TAREA => Copia literalmente el tramo del fragmento extraído que va desde "Que el tipo" hasta "te has metido!".

FRAGMENTO EXTRAÍDO =>
· · · · · · ·

Principio de incompetencia

Sin temor a caer en el desánimo, y mucho menos en la auto indulgencia, sin gloria ni vanidad me atrevo a decir que todos los días corro el riesgo de convertirme en ejemplo paradigmático de aquello que enunció, tan brillantemente, Laurence J. Peter:

“En una jerarquía, todo empleado tiende a ascender hasta su nivel de incompetencia” .

Que el tipo fuera, además, catedrático de ciencias de la educación no me tranquiliza nada.

Todo un proyecto literario

Tres y veinte de la madrugada. Aun agotado por el insomnio, se me ocurre recurrir al IPad y tomar nota de mi última ocurrencia literaria, todo un proyecto que llevaré a cabo o no, seguramente no, pero del que quiero dejar constancia escrita para que no se me olvide. ¡Qué bien estaría, me digo, ir registrando mediante breves anotaciones, no carentes de sana ironía, las insensateces que se te ocurran al hilo de los problemones que se te van presentando en tu nueva etapa profesional, en este lío en el que te has metido!

Cada dos o tres días se me ocurre un nuevo proyecto literario que después no llevo a cabo, entre otras cosas porque nunca anoto la idea y se me acaba olvidando. Pero no todos cuentan con la ventaja de este. La matería prima de la que está hecho me provoca insomnio… ¡Qué suerte!, me digo, podrás escribir por las noches, sin nadie que te interrumpa… Como Kafka.

· · · · · · ·

DATOS EXTRAÍDOS =>
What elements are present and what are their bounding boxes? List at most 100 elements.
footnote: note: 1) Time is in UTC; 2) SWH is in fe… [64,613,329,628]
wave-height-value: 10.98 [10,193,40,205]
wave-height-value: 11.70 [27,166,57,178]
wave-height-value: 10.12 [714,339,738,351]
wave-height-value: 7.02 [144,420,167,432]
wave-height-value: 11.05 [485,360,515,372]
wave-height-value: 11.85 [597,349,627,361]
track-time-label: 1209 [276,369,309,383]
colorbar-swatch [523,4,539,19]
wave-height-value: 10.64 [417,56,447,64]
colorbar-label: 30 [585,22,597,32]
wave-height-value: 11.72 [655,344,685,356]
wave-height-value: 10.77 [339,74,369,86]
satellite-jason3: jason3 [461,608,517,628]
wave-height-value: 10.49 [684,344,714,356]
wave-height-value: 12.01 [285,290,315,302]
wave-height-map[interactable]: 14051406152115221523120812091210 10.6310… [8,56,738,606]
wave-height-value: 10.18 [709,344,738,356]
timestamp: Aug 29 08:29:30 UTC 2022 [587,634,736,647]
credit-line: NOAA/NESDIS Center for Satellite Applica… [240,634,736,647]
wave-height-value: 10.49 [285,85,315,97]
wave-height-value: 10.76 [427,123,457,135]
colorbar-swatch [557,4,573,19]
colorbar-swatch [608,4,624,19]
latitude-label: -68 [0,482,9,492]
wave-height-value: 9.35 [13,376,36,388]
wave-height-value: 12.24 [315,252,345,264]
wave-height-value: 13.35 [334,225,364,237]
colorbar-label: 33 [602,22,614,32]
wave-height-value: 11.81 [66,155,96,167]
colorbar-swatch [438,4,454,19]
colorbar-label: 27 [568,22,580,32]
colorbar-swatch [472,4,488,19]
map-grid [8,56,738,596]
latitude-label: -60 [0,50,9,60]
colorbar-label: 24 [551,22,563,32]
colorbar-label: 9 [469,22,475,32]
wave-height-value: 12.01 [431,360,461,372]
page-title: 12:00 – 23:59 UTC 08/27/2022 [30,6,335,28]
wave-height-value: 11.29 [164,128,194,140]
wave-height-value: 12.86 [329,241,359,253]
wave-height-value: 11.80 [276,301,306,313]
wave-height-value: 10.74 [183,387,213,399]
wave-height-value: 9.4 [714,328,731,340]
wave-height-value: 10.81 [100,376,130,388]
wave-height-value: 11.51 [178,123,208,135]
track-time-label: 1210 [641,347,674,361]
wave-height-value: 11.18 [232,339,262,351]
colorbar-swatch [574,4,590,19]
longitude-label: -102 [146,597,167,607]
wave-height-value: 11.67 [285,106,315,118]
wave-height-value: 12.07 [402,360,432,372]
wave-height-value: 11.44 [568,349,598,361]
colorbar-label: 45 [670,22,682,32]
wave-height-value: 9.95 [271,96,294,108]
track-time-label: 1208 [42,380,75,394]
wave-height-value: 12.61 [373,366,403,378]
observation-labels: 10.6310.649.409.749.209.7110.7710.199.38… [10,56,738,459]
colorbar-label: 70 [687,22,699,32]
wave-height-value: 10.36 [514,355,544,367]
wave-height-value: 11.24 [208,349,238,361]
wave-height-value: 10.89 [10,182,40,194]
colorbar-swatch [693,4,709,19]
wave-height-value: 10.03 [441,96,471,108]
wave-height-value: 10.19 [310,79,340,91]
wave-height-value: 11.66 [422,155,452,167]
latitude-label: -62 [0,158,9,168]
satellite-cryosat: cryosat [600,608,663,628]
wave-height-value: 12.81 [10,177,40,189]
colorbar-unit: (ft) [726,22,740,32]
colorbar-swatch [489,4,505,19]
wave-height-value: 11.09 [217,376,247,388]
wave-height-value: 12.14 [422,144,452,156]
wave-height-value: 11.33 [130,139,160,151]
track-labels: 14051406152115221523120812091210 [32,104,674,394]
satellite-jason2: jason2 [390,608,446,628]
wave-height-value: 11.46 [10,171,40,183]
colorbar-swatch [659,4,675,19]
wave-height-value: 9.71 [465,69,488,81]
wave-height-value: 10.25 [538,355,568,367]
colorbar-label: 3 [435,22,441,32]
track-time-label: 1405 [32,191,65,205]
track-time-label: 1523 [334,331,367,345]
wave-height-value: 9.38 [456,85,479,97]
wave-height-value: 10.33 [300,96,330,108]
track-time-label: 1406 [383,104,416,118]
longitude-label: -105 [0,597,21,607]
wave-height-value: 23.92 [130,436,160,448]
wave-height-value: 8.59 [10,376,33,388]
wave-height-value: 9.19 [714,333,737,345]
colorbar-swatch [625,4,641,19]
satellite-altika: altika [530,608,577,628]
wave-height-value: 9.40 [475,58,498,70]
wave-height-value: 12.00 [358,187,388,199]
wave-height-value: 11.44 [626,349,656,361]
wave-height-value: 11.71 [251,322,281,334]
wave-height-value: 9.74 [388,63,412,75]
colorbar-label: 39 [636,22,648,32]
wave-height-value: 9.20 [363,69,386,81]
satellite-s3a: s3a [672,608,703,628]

· · · · · · ·

TU RESPUESTA =>
Que el tipo fuera, además, catedrático de ciencias de la educación no me tranquiliza nada.

Todo un proyecto literario

Tres y veinte de la madrugada. Aun agotado por el insomnio, se me ocurre recurrir al IPad y tomar nota de mi última ocurrencia literaria, todo un proyecto que llevaré a cabo o no, seguramente no, pero del que quiero dejar constancia escrita para que no se me olvide. ¡Qué bien estaría, me digo, ir registrando mediante breves anotaciones, no carentes de sana ironía, las insensateces que se te ocurran al hilo de los problemones que se te van presentando en tu nueva etapa profesional, en este lío en el que te has metido!